Report the number of lines containing "Алхо", with no other words.

• INFORMATION SHOWN:
:::

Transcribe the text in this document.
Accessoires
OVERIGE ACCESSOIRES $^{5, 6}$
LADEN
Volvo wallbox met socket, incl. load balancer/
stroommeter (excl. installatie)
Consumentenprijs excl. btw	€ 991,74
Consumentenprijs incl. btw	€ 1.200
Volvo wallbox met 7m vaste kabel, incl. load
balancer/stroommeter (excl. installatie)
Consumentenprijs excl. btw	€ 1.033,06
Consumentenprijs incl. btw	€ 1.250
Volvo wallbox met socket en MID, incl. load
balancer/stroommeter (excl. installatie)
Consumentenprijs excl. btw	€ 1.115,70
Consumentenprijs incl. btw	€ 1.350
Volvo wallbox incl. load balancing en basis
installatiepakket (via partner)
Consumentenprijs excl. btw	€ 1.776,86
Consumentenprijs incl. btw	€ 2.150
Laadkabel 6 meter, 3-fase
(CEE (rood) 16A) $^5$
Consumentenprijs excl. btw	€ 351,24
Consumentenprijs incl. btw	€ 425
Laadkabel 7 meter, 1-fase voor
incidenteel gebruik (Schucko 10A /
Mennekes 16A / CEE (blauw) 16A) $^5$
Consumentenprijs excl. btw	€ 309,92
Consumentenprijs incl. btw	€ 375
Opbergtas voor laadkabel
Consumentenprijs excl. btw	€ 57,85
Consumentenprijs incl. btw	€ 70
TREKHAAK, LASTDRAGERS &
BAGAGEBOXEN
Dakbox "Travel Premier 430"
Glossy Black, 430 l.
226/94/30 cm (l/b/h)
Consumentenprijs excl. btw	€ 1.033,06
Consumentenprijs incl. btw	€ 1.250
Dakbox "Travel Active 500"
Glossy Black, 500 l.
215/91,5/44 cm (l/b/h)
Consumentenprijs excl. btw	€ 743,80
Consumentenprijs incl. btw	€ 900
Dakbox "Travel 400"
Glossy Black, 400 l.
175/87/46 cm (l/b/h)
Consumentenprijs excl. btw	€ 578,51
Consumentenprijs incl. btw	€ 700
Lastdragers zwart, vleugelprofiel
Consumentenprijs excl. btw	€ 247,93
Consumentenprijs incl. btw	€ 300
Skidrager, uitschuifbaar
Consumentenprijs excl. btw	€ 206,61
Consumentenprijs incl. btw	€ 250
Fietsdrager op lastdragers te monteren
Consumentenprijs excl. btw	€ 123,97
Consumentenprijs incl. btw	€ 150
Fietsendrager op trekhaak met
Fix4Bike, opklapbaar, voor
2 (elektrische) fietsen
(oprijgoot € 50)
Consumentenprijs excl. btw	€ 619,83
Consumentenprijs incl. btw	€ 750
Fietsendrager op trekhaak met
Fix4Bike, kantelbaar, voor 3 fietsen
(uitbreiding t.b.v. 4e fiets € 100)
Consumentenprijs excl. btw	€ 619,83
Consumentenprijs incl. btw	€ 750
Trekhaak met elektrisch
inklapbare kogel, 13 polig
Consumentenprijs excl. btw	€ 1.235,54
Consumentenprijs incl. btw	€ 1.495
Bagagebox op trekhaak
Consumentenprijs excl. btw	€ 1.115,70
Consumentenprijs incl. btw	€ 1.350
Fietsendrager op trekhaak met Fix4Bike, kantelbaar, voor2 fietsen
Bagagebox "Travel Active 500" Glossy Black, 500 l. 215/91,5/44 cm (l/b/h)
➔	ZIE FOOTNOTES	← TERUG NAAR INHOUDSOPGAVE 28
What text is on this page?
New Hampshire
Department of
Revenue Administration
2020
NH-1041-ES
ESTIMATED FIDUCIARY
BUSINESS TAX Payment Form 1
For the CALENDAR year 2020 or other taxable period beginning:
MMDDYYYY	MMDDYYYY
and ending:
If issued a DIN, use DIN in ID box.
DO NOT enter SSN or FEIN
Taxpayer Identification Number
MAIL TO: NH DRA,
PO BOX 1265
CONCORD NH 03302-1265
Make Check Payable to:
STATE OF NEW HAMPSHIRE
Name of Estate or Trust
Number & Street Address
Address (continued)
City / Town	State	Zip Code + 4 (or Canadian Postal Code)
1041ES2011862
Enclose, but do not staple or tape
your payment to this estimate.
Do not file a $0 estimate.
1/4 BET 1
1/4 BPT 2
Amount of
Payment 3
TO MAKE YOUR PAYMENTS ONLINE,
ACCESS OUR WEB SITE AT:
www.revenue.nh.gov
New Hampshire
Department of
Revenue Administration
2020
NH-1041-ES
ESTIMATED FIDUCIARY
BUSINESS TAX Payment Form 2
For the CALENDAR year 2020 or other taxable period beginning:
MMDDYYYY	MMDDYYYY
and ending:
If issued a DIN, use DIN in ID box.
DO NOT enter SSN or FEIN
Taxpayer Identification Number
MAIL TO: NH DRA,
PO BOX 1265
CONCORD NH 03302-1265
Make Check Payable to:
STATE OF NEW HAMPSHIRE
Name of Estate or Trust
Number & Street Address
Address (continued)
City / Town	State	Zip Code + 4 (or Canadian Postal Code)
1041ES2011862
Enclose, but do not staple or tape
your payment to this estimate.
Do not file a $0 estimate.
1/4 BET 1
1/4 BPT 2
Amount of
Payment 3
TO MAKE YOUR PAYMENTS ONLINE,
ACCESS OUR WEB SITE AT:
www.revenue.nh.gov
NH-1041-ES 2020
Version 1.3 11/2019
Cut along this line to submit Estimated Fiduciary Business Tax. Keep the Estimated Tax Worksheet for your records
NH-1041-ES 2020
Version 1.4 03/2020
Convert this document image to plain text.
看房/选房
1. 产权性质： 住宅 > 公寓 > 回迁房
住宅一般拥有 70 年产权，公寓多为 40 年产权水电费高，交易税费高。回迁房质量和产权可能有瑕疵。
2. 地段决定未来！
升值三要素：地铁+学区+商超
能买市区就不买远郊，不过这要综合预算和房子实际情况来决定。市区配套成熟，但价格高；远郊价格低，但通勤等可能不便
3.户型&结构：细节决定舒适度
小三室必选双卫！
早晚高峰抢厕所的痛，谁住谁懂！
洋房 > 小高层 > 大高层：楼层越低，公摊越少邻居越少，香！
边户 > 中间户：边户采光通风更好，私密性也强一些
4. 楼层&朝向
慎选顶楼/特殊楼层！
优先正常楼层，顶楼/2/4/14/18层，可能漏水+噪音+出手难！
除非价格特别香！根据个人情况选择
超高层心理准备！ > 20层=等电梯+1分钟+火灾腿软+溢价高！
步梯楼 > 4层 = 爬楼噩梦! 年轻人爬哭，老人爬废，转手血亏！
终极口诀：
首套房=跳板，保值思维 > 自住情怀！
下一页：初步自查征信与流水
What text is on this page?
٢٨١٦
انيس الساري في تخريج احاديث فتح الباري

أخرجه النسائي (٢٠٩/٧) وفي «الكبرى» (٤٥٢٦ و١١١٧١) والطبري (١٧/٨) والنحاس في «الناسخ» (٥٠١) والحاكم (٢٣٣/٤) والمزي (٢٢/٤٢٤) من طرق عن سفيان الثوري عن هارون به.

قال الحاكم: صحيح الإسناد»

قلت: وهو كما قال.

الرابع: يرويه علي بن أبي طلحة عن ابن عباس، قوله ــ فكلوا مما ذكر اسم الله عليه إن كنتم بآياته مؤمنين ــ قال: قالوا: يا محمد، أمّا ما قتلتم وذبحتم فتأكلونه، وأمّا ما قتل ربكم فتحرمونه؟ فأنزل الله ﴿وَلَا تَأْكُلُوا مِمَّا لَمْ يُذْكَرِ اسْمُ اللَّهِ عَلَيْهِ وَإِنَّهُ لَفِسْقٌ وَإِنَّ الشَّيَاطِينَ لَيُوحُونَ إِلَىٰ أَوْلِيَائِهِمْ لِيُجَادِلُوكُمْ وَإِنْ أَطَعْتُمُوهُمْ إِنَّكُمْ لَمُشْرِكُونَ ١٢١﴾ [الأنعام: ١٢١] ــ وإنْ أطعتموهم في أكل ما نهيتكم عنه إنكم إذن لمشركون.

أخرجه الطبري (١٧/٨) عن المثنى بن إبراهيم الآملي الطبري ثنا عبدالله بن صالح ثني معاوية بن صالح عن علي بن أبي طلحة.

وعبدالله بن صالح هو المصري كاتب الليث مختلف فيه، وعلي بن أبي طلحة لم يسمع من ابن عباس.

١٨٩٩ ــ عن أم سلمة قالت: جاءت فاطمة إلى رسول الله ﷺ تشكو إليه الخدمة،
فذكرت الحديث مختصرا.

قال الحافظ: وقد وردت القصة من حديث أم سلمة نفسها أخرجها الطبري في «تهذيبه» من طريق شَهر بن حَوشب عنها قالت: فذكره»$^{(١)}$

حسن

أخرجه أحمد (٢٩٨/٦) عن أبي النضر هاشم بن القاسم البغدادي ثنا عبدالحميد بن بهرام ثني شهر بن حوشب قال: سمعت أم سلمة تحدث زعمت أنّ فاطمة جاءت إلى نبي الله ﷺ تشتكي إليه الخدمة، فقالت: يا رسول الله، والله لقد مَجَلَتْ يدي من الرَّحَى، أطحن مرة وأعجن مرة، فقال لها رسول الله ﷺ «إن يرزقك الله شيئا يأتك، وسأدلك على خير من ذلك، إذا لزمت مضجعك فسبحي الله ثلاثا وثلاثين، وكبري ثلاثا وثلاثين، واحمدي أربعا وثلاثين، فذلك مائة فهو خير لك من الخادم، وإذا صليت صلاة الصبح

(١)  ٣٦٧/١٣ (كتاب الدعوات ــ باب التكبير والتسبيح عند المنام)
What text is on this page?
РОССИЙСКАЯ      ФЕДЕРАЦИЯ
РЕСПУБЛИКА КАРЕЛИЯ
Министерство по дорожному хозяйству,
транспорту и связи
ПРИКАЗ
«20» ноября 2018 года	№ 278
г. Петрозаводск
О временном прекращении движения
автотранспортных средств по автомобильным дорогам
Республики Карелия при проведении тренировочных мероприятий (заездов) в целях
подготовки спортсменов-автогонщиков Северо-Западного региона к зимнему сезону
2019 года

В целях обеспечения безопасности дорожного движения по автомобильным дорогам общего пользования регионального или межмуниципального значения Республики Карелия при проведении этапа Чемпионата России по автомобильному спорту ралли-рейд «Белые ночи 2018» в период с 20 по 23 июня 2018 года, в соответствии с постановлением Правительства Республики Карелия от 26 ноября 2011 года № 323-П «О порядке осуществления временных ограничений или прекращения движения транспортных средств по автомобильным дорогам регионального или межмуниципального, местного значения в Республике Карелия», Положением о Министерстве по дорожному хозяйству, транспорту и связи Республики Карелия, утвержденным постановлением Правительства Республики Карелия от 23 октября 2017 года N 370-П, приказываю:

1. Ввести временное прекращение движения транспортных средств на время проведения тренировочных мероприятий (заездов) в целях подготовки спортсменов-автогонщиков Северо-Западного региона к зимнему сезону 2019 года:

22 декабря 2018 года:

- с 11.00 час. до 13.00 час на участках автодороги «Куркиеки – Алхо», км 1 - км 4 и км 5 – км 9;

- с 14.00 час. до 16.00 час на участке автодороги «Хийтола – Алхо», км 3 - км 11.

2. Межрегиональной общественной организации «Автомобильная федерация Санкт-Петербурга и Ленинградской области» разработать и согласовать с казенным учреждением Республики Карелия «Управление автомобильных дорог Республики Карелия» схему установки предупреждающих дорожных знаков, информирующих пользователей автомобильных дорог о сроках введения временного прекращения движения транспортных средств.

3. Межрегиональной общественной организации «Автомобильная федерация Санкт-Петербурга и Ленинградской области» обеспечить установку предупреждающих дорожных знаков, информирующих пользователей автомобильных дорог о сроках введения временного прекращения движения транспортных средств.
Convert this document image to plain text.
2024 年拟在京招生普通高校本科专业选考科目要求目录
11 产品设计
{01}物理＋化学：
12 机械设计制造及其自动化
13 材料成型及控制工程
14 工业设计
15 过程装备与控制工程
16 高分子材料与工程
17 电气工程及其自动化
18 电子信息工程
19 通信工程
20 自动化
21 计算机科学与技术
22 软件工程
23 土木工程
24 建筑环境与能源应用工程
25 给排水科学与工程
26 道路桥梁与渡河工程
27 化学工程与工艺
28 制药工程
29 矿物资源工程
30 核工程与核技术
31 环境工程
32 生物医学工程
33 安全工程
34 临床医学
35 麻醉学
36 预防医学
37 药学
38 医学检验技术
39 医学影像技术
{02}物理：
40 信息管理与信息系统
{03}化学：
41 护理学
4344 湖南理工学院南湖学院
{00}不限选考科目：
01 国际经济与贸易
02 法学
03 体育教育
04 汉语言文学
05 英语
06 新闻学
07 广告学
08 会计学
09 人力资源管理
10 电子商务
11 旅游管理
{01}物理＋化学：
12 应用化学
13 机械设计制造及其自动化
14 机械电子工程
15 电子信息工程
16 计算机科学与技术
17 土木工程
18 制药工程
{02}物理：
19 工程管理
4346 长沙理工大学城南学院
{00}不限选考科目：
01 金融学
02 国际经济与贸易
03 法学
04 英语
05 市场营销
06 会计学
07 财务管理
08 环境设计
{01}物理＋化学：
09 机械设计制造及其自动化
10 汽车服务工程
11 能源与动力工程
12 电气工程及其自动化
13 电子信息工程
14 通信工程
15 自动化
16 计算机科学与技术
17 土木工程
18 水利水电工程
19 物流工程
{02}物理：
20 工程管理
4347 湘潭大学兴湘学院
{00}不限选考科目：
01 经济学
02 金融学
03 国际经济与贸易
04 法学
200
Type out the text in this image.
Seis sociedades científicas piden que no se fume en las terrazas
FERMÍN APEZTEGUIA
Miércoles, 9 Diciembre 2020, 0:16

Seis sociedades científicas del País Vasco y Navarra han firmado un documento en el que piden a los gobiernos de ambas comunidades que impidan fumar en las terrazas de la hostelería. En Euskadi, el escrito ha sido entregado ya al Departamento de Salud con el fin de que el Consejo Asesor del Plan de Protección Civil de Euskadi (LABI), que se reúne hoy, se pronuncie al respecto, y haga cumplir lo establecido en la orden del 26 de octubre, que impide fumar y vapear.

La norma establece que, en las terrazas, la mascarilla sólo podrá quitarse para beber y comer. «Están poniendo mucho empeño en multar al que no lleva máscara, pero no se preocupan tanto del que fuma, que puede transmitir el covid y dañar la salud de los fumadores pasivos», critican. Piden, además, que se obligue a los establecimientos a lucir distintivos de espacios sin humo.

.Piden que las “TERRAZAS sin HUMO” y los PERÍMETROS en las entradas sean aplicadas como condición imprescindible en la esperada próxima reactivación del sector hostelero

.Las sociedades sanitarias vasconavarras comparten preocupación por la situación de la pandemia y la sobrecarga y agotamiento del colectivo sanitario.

:::

• WORKED SOLUTION: 2